SHORT EXERCISE - In the passage about Kepler-452b, how many days does the planet take to orbit its star?

GIVEN TEXT -
★ ★ ★ ★ ★
Scientists do not know if Kepler-452b can support life or not at this time. What is known about the planet is that it is about 60% larger than Earth, placing it in a class of planets dubbed "super-Earths."
While its mass and composition are not yet determined, previous research suggests that planets the size of Kepler-452b have a better than even chance of being rocky.
Kepler-452b orbits its star every 385 days. The planet's star is about 1,400 light-years away in the constellation Cygnus. It is a G2-type star like our sun, with nearly the same temperature and mass. This star is 6 billion years old, 1.5 billion years older than our sun. As stars age, they grow in size and give out more energy, warming up their planets over time.
Today Kepler-452b is receiving 10 percent more energy from its parent star than the Earth is from the Sun. If Kepler-452b had the same mass as Earth it would be on the verge of experiencing the runaway greenhouse effect and the loss of its water inventory.
★ ★ ★ ★ ★
GIVEN INFORMATION -
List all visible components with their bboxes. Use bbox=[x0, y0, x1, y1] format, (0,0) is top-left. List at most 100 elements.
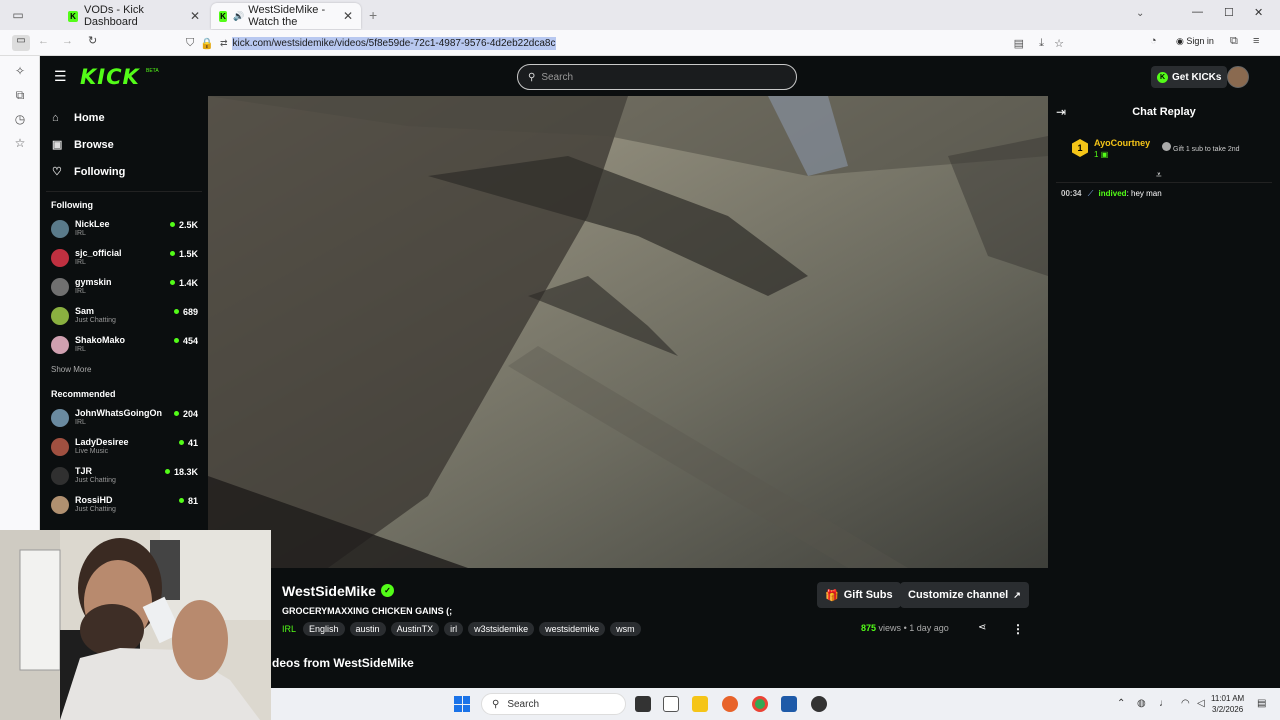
clock[interactable]: 11:01 AM 3/2/2026 bbox=[1211, 693, 1244, 715]
sidebar-channel-nicklee[interactable]: NickLee IRL 2.5K bbox=[40, 214, 208, 243]
gift-count-value: 1 bbox=[1094, 150, 1099, 159]
tag[interactable]: wsm bbox=[610, 622, 641, 636]
message-user[interactable]: indived bbox=[1099, 189, 1127, 198]
bookmark-star-icon[interactable]: ☆ bbox=[1054, 37, 1064, 50]
menu-icon[interactable]: ≡ bbox=[1253, 35, 1259, 47]
gift-icon: ▣ bbox=[1100, 150, 1109, 159]
obs-icon[interactable] bbox=[811, 696, 827, 712]
address-bar[interactable]: ⛉ 🔒 ⇄ kick.com/westsidemike/videos/5f8e5… bbox=[186, 33, 1070, 53]
channel-category: IRL bbox=[75, 258, 86, 266]
tag[interactable]: westsidemike bbox=[539, 622, 606, 636]
sidebar-channel-rossihd[interactable]: RossiHD Just Chatting 81 bbox=[40, 490, 208, 519]
lock-icon[interactable]: 🔒 bbox=[200, 37, 214, 50]
task-view-icon[interactable] bbox=[635, 696, 651, 712]
tag[interactable]: irl bbox=[444, 622, 464, 636]
sidebar-channel-sjc-official[interactable]: sjc_official IRL 1.5K bbox=[40, 243, 208, 272]
save-icon[interactable]: ⤓ bbox=[1039, 37, 1044, 50]
start-icon[interactable] bbox=[454, 696, 470, 712]
sidebar-channel-johnwhatsgoingon[interactable]: JohnWhatsGoingOn IRL 204 bbox=[40, 403, 208, 432]
gift-count: 1 ▣ bbox=[1094, 150, 1108, 159]
tab-vods-dashboard[interactable]: K VODs - Kick Dashboard ✕ bbox=[60, 3, 208, 29]
reload-icon[interactable]: ↻ bbox=[88, 34, 97, 47]
kick-favicon-icon: K bbox=[219, 10, 228, 22]
customize-channel-button[interactable]: Customize channel ↗ bbox=[900, 582, 1029, 608]
video-player[interactable] bbox=[208, 96, 1048, 568]
tab-list-icon[interactable]: ▭ bbox=[0, 8, 36, 22]
speaker-icon[interactable]: 🔊 bbox=[233, 11, 244, 22]
new-tab-icon[interactable]: + bbox=[369, 7, 377, 23]
leaderboard-user[interactable]: AyoCourtney bbox=[1094, 138, 1150, 148]
nav-browse[interactable]: ▣ Browse bbox=[40, 131, 208, 158]
sidebar-channel-shakomako[interactable]: ShakoMako IRL 454 bbox=[40, 330, 208, 359]
forward-icon[interactable]: → bbox=[62, 35, 73, 47]
show-more-link[interactable]: Show More bbox=[40, 359, 208, 381]
reader-view-icon[interactable]: ▤ bbox=[1014, 37, 1024, 50]
taskbar-search[interactable]: ⚲ Search bbox=[481, 693, 626, 715]
back-icon[interactable]: ← bbox=[38, 35, 49, 47]
tag[interactable]: w3stsidemike bbox=[468, 622, 535, 636]
microphone-icon[interactable]: ♩ bbox=[1159, 698, 1169, 709]
webcam-image bbox=[0, 530, 271, 720]
tabs-icon[interactable]: ⧉ bbox=[0, 83, 40, 107]
sidebar-channel-tjr[interactable]: TJR Just Chatting 18.3K bbox=[40, 461, 208, 490]
search-placeholder: Search bbox=[541, 71, 574, 83]
recommended-heading: Recommended bbox=[51, 389, 116, 399]
category-link[interactable]: IRL bbox=[282, 624, 296, 634]
sign-in-button[interactable]: ◉ Sign in bbox=[1176, 36, 1214, 47]
kick-logo[interactable]: KICK bbox=[80, 65, 140, 89]
close-window-icon[interactable]: ✕ bbox=[1254, 6, 1263, 19]
video-frame bbox=[208, 96, 1048, 568]
ai-chat-icon[interactable]: ✧ bbox=[0, 59, 40, 83]
search-input[interactable]: ⚲ Search bbox=[517, 64, 797, 90]
tray-overflow-icon[interactable]: ⌃ bbox=[1117, 698, 1125, 709]
tab-overflow-icon[interactable]: ⌄ bbox=[1136, 8, 1144, 19]
bookmarks-icon[interactable]: ☆ bbox=[0, 131, 40, 155]
firefox-icon[interactable] bbox=[722, 696, 738, 712]
history-icon[interactable]: ◷ bbox=[0, 107, 40, 131]
sidebar-toggle-icon[interactable]: ▭ bbox=[12, 35, 30, 51]
notepad-icon[interactable] bbox=[663, 696, 679, 712]
tray-app-icon[interactable]: ◍ bbox=[1137, 698, 1146, 709]
share-icon[interactable]: ⋖ bbox=[978, 622, 986, 633]
sidebar-channel-sam[interactable]: Sam Just Chatting 689 bbox=[40, 301, 208, 330]
extensions-icon[interactable]: ⧉ bbox=[1230, 35, 1238, 48]
channel-category: IRL bbox=[75, 287, 86, 295]
minimize-icon[interactable]: — bbox=[1192, 6, 1203, 18]
get-kicks-button[interactable]: K Get KICKs bbox=[1151, 66, 1228, 88]
gift-subs-button[interactable]: 🎁 Gift Subs bbox=[817, 582, 901, 608]
notifications-icon[interactable]: ▤ bbox=[1257, 698, 1266, 709]
tab-westsidemike[interactable]: K 🔊 WestSideMike - Watch the ✕ bbox=[211, 3, 361, 29]
wifi-icon[interactable]: ◠ bbox=[1181, 698, 1190, 709]
file-explorer-icon[interactable] bbox=[692, 696, 708, 712]
badge-icon: ⟋ bbox=[1087, 189, 1094, 198]
chrome-icon[interactable] bbox=[752, 696, 768, 712]
account-sync-icon[interactable]: ◔ bbox=[1150, 35, 1157, 47]
close-tab-icon[interactable]: ✕ bbox=[343, 9, 353, 23]
url-text[interactable]: kick.com/westsidemike/videos/5f8e59de-72… bbox=[231, 36, 557, 50]
app-icon[interactable] bbox=[781, 696, 797, 712]
nav-browse-label: Browse bbox=[74, 138, 114, 151]
close-tab-icon[interactable]: ✕ bbox=[190, 9, 200, 23]
user-avatar[interactable] bbox=[1227, 66, 1249, 88]
tag[interactable]: English bbox=[303, 622, 345, 636]
channel-category: IRL bbox=[75, 229, 86, 237]
channel-name[interactable]: WestSideMike bbox=[282, 583, 376, 599]
gift-cta[interactable]: Gift 1 sub to take 2nd bbox=[1162, 142, 1252, 154]
sidebar-channel-gymskin[interactable]: gymskin IRL 1.4K bbox=[40, 272, 208, 301]
hamburger-menu-icon[interactable]: ☰ bbox=[54, 68, 67, 85]
tag[interactable]: AustinTX bbox=[390, 622, 440, 636]
channel-name: gymskin bbox=[75, 276, 112, 287]
tag[interactable]: austin bbox=[349, 622, 386, 636]
shield-icon[interactable]: ⛉ bbox=[186, 37, 194, 50]
sidebar-channel-ladydesiree[interactable]: LadyDesiree Live Music 41 bbox=[40, 432, 208, 461]
volume-icon[interactable]: ◁ bbox=[1197, 698, 1205, 709]
nav-home[interactable]: ⌂ Home bbox=[40, 104, 208, 131]
permissions-icon[interactable]: ⇄ bbox=[220, 38, 228, 49]
more-options-icon[interactable]: ⋮ bbox=[1012, 622, 1024, 636]
expand-icon[interactable]: ⩡ bbox=[1156, 170, 1162, 181]
webcam-overlay bbox=[0, 530, 271, 720]
nav-following[interactable]: ♡ Following bbox=[40, 158, 208, 185]
rank-badge: 1 bbox=[1072, 139, 1088, 157]
channel-avatar bbox=[51, 277, 69, 296]
maximize-icon[interactable]: ☐ bbox=[1224, 6, 1234, 19]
★ ★ ★ ★ ★
CORRECT OUTPUT - 385 days